Please pull out every line that includes the string "ABDE".

--------------------------------------------------

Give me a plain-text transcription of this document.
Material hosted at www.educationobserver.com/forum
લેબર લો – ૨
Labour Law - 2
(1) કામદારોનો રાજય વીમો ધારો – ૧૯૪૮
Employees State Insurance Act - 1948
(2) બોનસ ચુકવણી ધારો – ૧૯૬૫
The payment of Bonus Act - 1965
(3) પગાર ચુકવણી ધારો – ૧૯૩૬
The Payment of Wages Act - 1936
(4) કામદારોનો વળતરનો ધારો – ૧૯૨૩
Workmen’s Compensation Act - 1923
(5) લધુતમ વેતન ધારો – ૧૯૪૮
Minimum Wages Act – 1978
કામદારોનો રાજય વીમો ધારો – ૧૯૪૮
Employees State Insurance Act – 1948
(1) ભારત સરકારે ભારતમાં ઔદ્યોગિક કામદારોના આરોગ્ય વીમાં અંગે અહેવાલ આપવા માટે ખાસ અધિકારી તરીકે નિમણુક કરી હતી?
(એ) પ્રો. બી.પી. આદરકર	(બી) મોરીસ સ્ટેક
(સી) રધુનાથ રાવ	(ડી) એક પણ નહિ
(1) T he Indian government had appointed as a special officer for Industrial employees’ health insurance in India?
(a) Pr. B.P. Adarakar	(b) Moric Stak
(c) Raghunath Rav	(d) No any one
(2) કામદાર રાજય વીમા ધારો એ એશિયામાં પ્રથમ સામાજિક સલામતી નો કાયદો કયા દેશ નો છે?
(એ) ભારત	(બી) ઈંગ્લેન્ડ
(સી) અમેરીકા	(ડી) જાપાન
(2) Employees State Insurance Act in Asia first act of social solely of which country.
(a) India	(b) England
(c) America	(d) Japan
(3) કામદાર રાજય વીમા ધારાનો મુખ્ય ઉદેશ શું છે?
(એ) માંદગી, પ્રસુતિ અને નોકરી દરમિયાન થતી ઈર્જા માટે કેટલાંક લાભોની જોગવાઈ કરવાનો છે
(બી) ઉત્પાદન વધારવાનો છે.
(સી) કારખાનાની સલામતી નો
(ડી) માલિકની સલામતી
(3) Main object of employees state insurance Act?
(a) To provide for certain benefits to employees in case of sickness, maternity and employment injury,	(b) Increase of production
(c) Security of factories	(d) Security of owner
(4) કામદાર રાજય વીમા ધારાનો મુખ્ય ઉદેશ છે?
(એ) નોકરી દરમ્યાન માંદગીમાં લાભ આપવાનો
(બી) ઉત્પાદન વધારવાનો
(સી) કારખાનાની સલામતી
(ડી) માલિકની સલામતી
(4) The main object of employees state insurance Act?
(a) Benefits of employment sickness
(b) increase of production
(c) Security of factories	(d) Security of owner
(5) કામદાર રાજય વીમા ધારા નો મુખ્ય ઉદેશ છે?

--------------------------------------------------

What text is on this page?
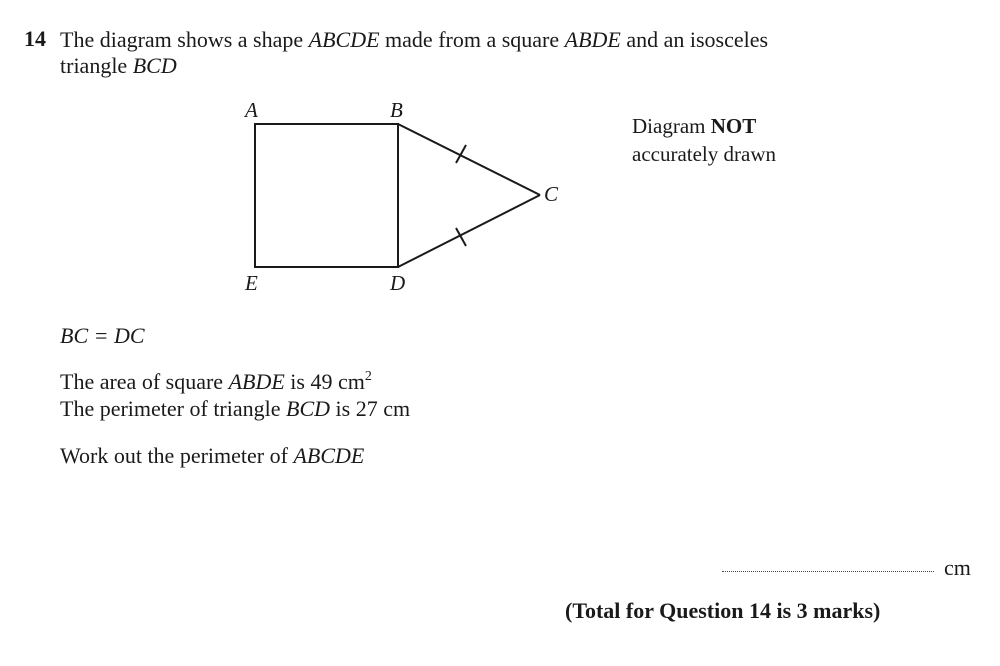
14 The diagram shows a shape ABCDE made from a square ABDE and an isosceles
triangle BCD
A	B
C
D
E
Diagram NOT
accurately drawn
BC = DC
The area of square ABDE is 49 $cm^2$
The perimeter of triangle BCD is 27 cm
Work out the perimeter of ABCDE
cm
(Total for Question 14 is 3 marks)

--------------------------------------------------

§ TASK ANSWER:
14 The diagram shows a shape ABCDE made from a square ABDE and an isosceles
The area of square ABDE is 49 $cm^2$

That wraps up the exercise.